Your instructions: Count every line of the listing where the string "title" occurs, and reply with the count alone.
=-=-=-=-=
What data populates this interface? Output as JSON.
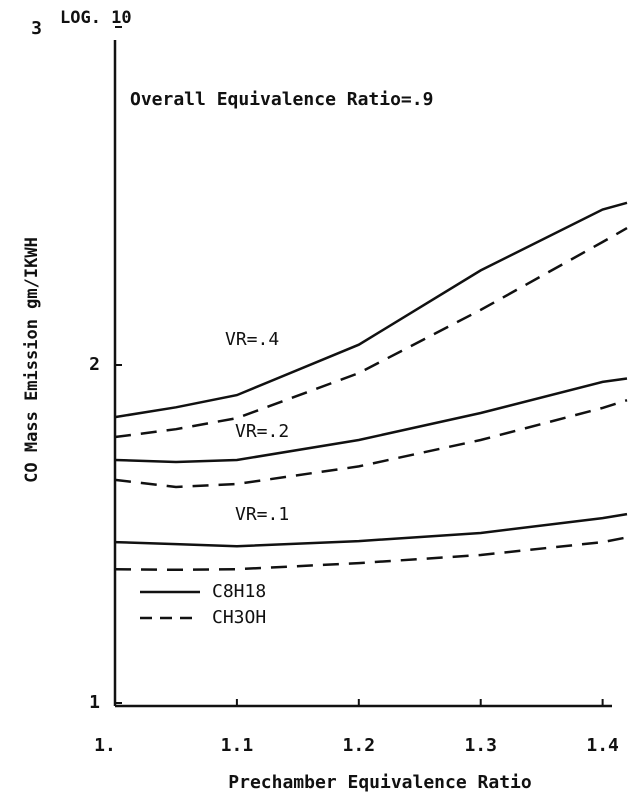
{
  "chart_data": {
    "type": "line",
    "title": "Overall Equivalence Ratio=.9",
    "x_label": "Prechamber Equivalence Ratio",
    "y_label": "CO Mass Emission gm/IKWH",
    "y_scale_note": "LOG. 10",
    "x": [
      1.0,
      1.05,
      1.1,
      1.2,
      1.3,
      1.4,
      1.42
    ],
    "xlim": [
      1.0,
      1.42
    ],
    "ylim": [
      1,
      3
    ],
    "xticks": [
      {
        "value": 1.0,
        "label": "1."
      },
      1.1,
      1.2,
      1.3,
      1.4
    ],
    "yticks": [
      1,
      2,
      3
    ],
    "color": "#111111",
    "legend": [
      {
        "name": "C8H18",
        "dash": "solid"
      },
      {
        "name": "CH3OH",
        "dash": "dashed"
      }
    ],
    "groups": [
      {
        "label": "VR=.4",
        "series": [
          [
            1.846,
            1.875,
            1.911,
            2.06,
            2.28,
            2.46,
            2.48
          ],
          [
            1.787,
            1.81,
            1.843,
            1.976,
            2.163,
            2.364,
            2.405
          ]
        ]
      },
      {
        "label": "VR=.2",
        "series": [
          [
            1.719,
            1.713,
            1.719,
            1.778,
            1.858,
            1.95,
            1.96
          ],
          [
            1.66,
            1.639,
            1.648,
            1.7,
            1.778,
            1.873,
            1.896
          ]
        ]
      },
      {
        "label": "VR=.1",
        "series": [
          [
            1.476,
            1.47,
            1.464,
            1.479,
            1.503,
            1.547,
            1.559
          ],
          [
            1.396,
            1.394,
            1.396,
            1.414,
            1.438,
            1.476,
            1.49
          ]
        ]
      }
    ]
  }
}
=-=-=-=-=
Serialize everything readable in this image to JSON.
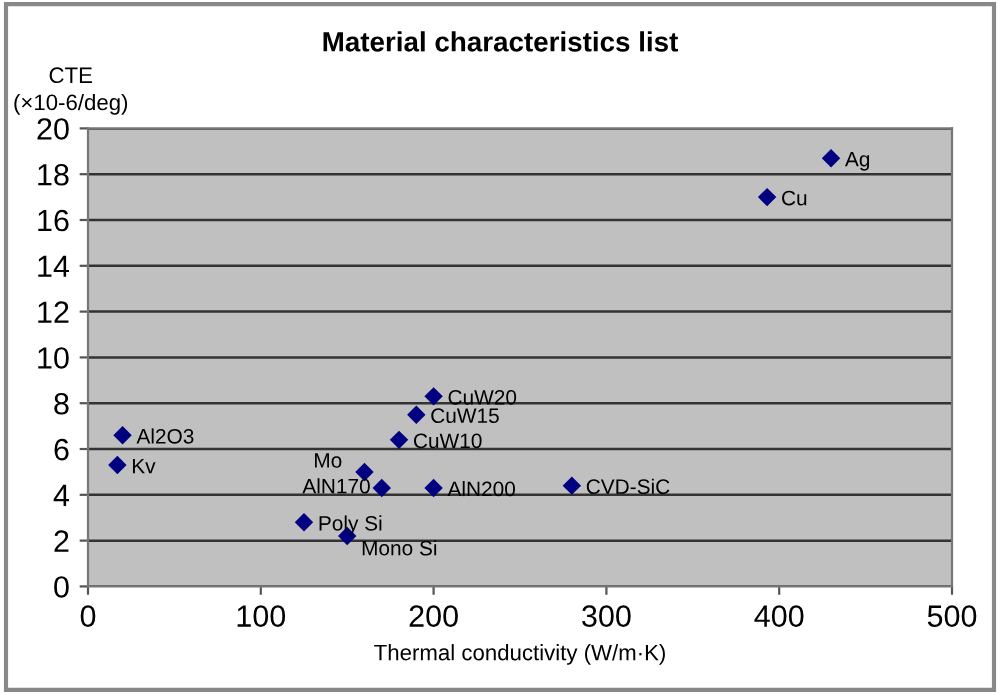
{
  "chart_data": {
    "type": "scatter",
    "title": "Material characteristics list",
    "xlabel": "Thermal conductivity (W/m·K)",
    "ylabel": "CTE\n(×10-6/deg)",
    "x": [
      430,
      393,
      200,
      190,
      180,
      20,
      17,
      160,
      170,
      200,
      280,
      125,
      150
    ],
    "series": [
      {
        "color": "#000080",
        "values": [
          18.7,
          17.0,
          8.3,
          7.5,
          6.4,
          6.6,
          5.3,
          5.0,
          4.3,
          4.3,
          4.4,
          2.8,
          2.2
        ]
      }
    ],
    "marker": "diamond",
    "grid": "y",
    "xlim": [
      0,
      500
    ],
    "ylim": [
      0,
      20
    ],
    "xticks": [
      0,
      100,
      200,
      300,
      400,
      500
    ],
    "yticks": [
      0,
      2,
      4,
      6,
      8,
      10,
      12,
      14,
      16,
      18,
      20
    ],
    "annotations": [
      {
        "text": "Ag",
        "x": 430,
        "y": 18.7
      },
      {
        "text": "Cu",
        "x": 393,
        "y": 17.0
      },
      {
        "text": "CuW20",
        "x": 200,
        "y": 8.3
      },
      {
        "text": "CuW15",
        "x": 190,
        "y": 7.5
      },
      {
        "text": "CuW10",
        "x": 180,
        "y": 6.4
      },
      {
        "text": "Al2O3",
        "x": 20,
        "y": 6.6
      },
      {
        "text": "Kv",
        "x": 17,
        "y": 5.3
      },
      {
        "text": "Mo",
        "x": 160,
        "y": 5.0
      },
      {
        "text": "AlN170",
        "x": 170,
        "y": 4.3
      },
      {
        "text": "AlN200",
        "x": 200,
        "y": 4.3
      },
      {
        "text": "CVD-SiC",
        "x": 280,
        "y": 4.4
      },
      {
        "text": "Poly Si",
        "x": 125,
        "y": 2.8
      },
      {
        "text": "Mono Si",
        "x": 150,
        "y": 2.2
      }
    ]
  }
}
=-=-=-=-=
Response below: 2